■ Short task
Copy all the entries below exactly, but not the pictures.

■ Input for this task
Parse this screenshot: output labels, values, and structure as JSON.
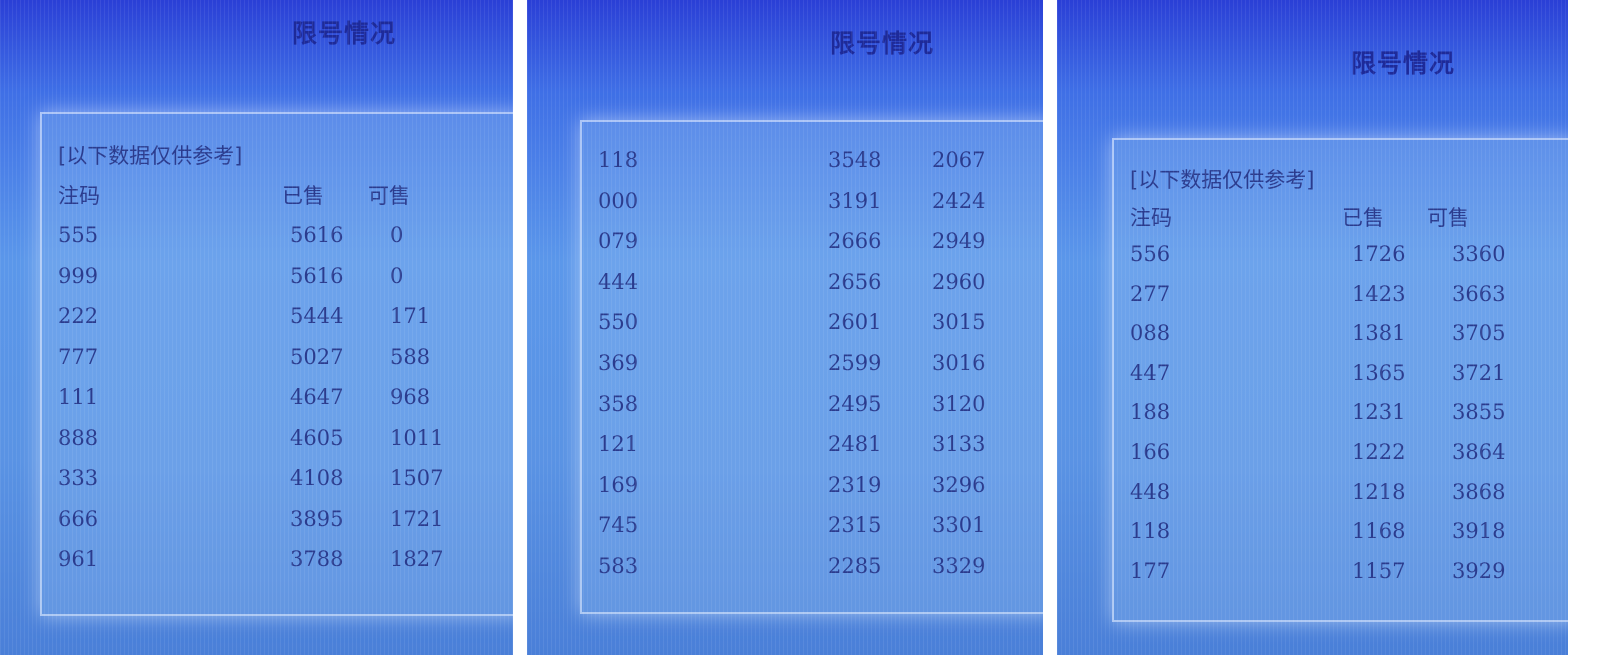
{
  "panels": [
    {
      "title": "限号情况",
      "note": "[以下数据仅供参考]",
      "headers": {
        "code": "注码",
        "sold": "已售",
        "available": "可售"
      },
      "rows": [
        {
          "code": "555",
          "sold": "5616",
          "available": "0"
        },
        {
          "code": "999",
          "sold": "5616",
          "available": "0"
        },
        {
          "code": "222",
          "sold": "5444",
          "available": "171"
        },
        {
          "code": "777",
          "sold": "5027",
          "available": "588"
        },
        {
          "code": "111",
          "sold": "4647",
          "available": "968"
        },
        {
          "code": "888",
          "sold": "4605",
          "available": "1011"
        },
        {
          "code": "333",
          "sold": "4108",
          "available": "1507"
        },
        {
          "code": "666",
          "sold": "3895",
          "available": "1721"
        },
        {
          "code": "961",
          "sold": "3788",
          "available": "1827"
        }
      ]
    },
    {
      "title": "限号情况",
      "rows": [
        {
          "code": "118",
          "sold": "3548",
          "available": "2067"
        },
        {
          "code": "000",
          "sold": "3191",
          "available": "2424"
        },
        {
          "code": "079",
          "sold": "2666",
          "available": "2949"
        },
        {
          "code": "444",
          "sold": "2656",
          "available": "2960"
        },
        {
          "code": "550",
          "sold": "2601",
          "available": "3015"
        },
        {
          "code": "369",
          "sold": "2599",
          "available": "3016"
        },
        {
          "code": "358",
          "sold": "2495",
          "available": "3120"
        },
        {
          "code": "121",
          "sold": "2481",
          "available": "3133"
        },
        {
          "code": "169",
          "sold": "2319",
          "available": "3296"
        },
        {
          "code": "745",
          "sold": "2315",
          "available": "3301"
        },
        {
          "code": "583",
          "sold": "2285",
          "available": "3329"
        }
      ]
    },
    {
      "title": "限号情况",
      "note": "[以下数据仅供参考]",
      "headers": {
        "code": "注码",
        "sold": "已售",
        "available": "可售"
      },
      "rows": [
        {
          "code": "556",
          "sold": "1726",
          "available": "3360"
        },
        {
          "code": "277",
          "sold": "1423",
          "available": "3663"
        },
        {
          "code": "088",
          "sold": "1381",
          "available": "3705"
        },
        {
          "code": "447",
          "sold": "1365",
          "available": "3721"
        },
        {
          "code": "188",
          "sold": "1231",
          "available": "3855"
        },
        {
          "code": "166",
          "sold": "1222",
          "available": "3864"
        },
        {
          "code": "448",
          "sold": "1218",
          "available": "3868"
        },
        {
          "code": "118",
          "sold": "1168",
          "available": "3918"
        },
        {
          "code": "177",
          "sold": "1157",
          "available": "3929"
        }
      ]
    }
  ]
}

■ Exercise answer
Parse this screenshot: output labels, values, and structure as JSON.
{
  "panels": [
    {
      "title": "限号情况",
      "note": "[以下数据仅供参考]",
      "headers": {
        "code": "注码",
        "sold": "已售",
        "available": "可售"
      },
      "rows": [
        {
          "code": "555",
          "sold": "5616",
          "available": "0"
        },
        {
          "code": "999",
          "sold": "5616",
          "available": "0"
        },
        {
          "code": "222",
          "sold": "5444",
          "available": "171"
        },
        {
          "code": "777",
          "sold": "5027",
          "available": "588"
        },
        {
          "code": "111",
          "sold": "4647",
          "available": "968"
        },
        {
          "code": "888",
          "sold": "4605",
          "available": "1011"
        },
        {
          "code": "333",
          "sold": "4108",
          "available": "1507"
        },
        {
          "code": "666",
          "sold": "3895",
          "available": "1721"
        },
        {
          "code": "961",
          "sold": "3788",
          "available": "1827"
        }
      ]
    },
    {
      "title": "限号情况",
      "rows": [
        {
          "code": "118",
          "sold": "3548",
          "available": "2067"
        },
        {
          "code": "000",
          "sold": "3191",
          "available": "2424"
        },
        {
          "code": "079",
          "sold": "2666",
          "available": "2949"
        },
        {
          "code": "444",
          "sold": "2656",
          "available": "2960"
        },
        {
          "code": "550",
          "sold": "2601",
          "available": "3015"
        },
        {
          "code": "369",
          "sold": "2599",
          "available": "3016"
        },
        {
          "code": "358",
          "sold": "2495",
          "available": "3120"
        },
        {
          "code": "121",
          "sold": "2481",
          "available": "3133"
        },
        {
          "code": "169",
          "sold": "2319",
          "available": "3296"
        },
        {
          "code": "745",
          "sold": "2315",
          "available": "3301"
        },
        {
          "code": "583",
          "sold": "2285",
          "available": "3329"
        }
      ]
    },
    {
      "title": "限号情况",
      "note": "[以下数据仅供参考]",
      "headers": {
        "code": "注码",
        "sold": "已售",
        "available": "可售"
      },
      "rows": [
        {
          "code": "556",
          "sold": "1726",
          "available": "3360"
        },
        {
          "code": "277",
          "sold": "1423",
          "available": "3663"
        },
        {
          "code": "088",
          "sold": "1381",
          "available": "3705"
        },
        {
          "code": "447",
          "sold": "1365",
          "available": "3721"
        },
        {
          "code": "188",
          "sold": "1231",
          "available": "3855"
        },
        {
          "code": "166",
          "sold": "1222",
          "available": "3864"
        },
        {
          "code": "448",
          "sold": "1218",
          "available": "3868"
        },
        {
          "code": "118",
          "sold": "1168",
          "available": "3918"
        },
        {
          "code": "177",
          "sold": "1157",
          "available": "3929"
        }
      ]
    }
  ]
}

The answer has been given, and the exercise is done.